• RECORDS FOR THIS EXERCISE
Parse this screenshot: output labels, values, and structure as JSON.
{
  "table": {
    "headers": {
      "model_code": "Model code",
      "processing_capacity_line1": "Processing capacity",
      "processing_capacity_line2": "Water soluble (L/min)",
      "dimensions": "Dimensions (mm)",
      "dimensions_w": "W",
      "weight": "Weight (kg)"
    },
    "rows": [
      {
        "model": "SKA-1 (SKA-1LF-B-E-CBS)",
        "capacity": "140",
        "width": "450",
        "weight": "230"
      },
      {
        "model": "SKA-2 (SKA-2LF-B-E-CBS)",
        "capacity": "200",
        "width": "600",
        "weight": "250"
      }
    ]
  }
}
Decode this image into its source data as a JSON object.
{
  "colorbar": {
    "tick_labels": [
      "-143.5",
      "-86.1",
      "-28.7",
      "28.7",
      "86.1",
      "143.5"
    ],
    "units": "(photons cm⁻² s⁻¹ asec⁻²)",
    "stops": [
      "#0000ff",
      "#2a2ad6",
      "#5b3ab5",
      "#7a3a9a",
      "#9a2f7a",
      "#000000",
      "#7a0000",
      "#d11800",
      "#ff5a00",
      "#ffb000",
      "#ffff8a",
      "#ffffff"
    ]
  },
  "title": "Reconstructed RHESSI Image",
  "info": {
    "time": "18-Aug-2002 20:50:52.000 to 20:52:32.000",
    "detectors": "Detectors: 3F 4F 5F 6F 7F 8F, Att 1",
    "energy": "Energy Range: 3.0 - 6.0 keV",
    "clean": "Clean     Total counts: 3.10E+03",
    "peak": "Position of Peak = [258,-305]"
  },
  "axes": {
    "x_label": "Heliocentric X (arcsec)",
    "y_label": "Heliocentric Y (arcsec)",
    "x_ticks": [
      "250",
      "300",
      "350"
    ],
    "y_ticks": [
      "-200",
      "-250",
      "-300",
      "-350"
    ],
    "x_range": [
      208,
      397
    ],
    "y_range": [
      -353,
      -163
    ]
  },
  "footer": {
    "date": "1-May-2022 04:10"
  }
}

• WHAT TO DO
Repeat each of the entries above precisely as given.

• CORRECT RESPONSE
Parse this screenshot: output labels, values, and structure as JSON.
{
  "table": {
    "headers": {
      "model_code": "Model code",
      "processing_capacity_line1": "Processing capacity",
      "processing_capacity_line2": "Water soluble (L/min)",
      "dimensions": "Dimensions (mm)",
      "dimensions_w": "W",
      "weight": "Weight (kg)"
    },
    "rows": [
      {
        "model": "SKA-1 (SKA-1LF-B-E-CBS)",
        "capacity": "140",
        "width": "450",
        "weight": "230"
      },
      {
        "model": "SKA-2 (SKA-2LF-B-E-CBS)",
        "capacity": "200",
        "width": "600",
        "weight": "250"
      }
    ]
  }
}
Decode this image into its source data as a JSON object.
{
  "colorbar": {
    "tick_labels": [
      "-143.5",
      "-86.1",
      "-28.7",
      "28.7",
      "86.1",
      "143.5"
    ],
    "units": "(photons cm⁻² s⁻¹ asec⁻²)",
    "stops": [
      "#0000ff",
      "#2a2ad6",
      "#5b3ab5",
      "#7a3a9a",
      "#9a2f7a",
      "#000000",
      "#7a0000",
      "#d11800",
      "#ff5a00",
      "#ffb000",
      "#ffff8a",
      "#ffffff"
    ]
  },
  "title": "Reconstructed RHESSI Image",
  "info": {
    "time": "18-Aug-2002 20:50:52.000 to 20:52:32.000",
    "detectors": "Detectors: 3F 4F 5F 6F 7F 8F, Att 1",
    "energy": "Energy Range: 3.0 - 6.0 keV",
    "clean": "Clean     Total counts: 3.10E+03",
    "peak": "Position of Peak = [258,-305]"
  },
  "axes": {
    "x_label": "Heliocentric X (arcsec)",
    "y_label": "Heliocentric Y (arcsec)",
    "x_ticks": [
      "250",
      "300",
      "350"
    ],
    "y_ticks": [
      "-200",
      "-250",
      "-300",
      "-350"
    ],
    "x_range": [
      208,
      397
    ],
    "y_range": [
      -353,
      -163
    ]
  },
  "footer": {
    "date": "1-May-2022 04:10"
  }
}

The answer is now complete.